> **EXERCISE INPUT**:
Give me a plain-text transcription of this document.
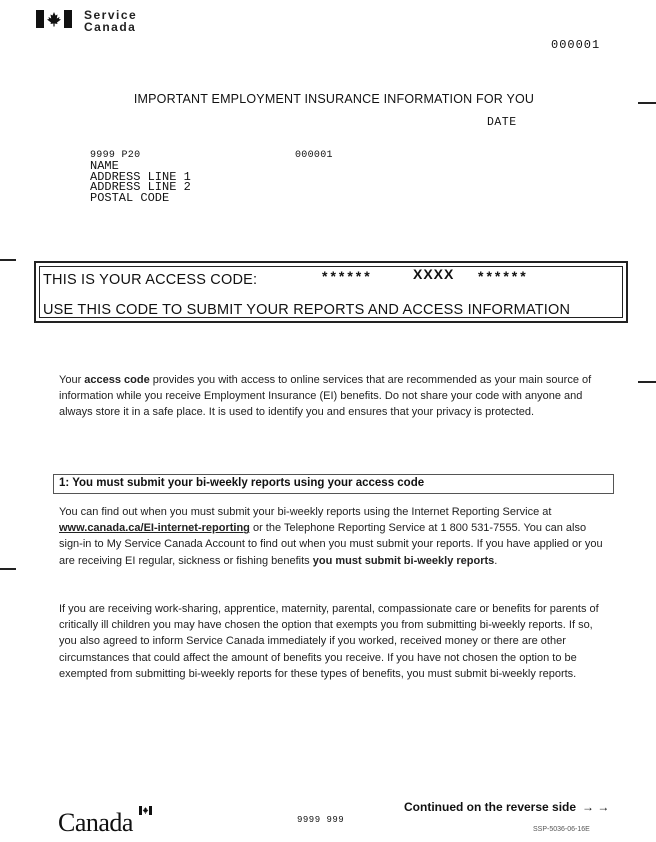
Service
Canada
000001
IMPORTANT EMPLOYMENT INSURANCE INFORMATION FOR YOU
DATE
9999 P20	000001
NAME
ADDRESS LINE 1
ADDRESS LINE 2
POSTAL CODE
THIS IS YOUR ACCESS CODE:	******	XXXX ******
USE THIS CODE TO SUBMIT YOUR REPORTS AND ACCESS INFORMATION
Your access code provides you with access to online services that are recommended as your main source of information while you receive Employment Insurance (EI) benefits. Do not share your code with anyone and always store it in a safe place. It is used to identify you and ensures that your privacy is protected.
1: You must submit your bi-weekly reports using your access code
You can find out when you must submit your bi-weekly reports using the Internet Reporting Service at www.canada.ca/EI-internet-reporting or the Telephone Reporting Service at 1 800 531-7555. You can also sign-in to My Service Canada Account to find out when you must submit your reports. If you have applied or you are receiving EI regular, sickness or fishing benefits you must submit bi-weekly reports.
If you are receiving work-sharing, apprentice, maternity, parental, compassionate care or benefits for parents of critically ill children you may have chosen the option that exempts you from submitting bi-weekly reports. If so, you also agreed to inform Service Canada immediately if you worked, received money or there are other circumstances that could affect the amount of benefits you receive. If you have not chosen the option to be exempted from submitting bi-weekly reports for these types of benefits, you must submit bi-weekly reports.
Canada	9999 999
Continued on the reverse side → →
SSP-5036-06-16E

---

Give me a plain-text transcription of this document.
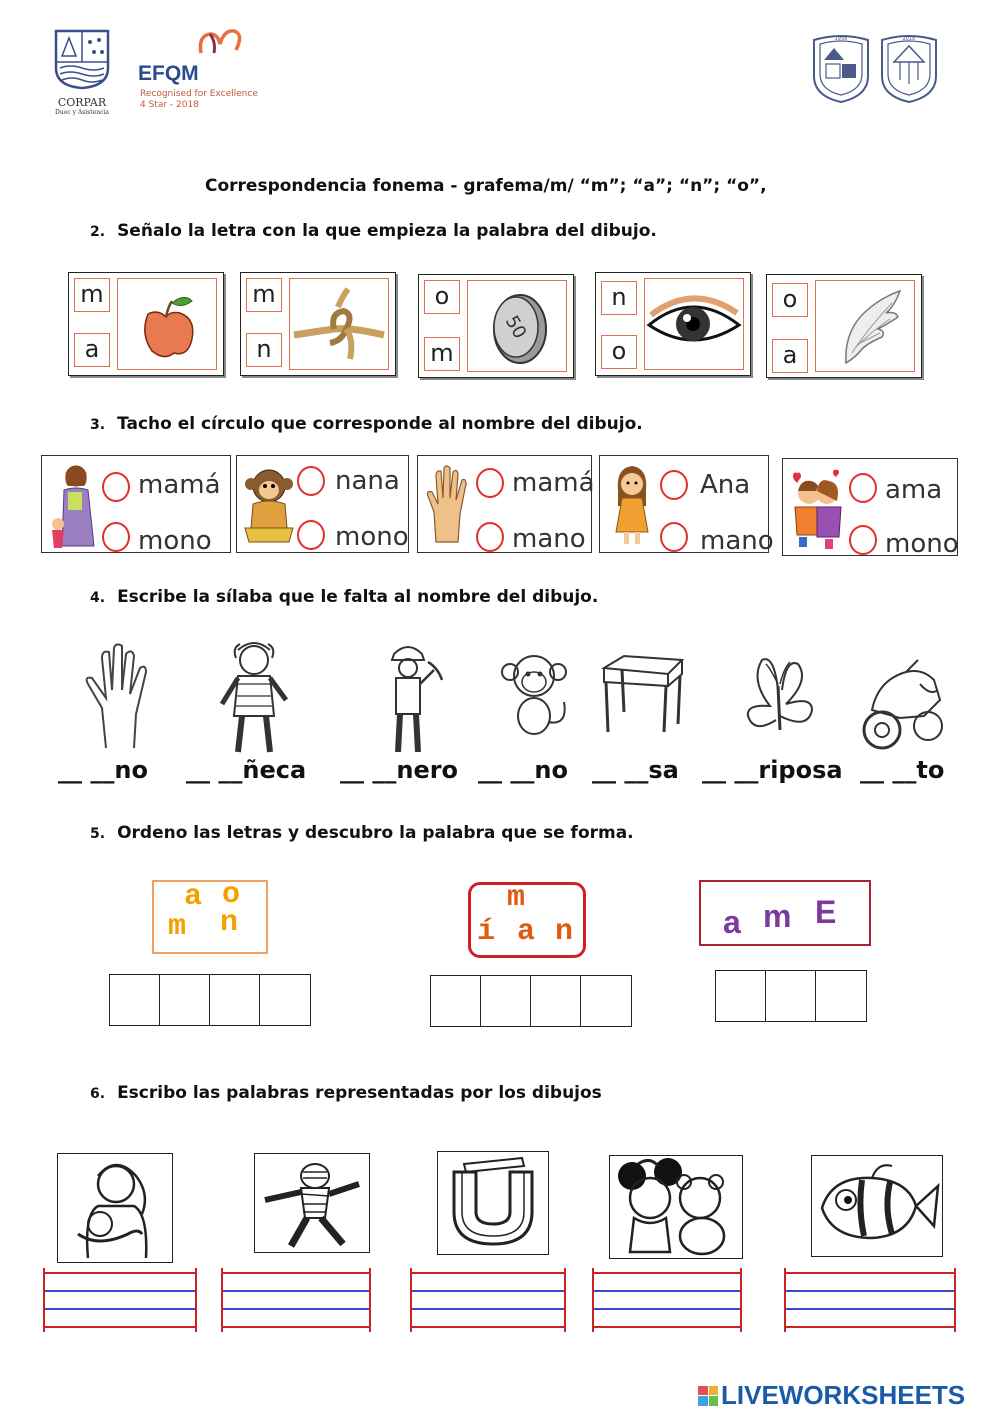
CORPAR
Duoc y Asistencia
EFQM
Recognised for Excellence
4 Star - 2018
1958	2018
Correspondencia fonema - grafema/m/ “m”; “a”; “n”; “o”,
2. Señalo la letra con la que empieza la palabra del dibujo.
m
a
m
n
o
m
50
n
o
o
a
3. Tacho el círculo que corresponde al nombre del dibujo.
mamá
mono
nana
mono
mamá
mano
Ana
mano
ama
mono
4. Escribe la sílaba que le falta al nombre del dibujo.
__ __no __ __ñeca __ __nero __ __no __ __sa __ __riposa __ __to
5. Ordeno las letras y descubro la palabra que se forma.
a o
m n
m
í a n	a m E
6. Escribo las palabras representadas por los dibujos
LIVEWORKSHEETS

> **WORK TO DO**: Filter the records, keeping only lines that contain "benefits", and show those lines.

> **SOLUTION TO THIS EXERCISE**:
Your access code provides you with access to online services that are recommended as your main source of information while you receive Employment Insurance (EI) benefits. Do not share your code with anyone and always store it in a safe place. It is used to identify you and ensures that your privacy is protected.
You can find out when you must submit your bi-weekly reports using the Internet Reporting Service at www.canada.ca/EI-internet-reporting or the Telephone Reporting Service at 1 800 531-7555. You can also sign-in to My Service Canada Account to find out when you must submit your reports. If you have applied or you are receiving EI regular, sickness or fishing benefits you must submit bi-weekly reports.
If you are receiving work-sharing, apprentice, maternity, parental, compassionate care or benefits for parents of critically ill children you may have chosen the option that exempts you from submitting bi-weekly reports. If so, you also agreed to inform Service Canada immediately if you worked, received money or there are other circumstances that could affect the amount of benefits you receive. If you have not chosen the option to be exempted from submitting bi-weekly reports for these types of benefits, you must submit bi-weekly reports.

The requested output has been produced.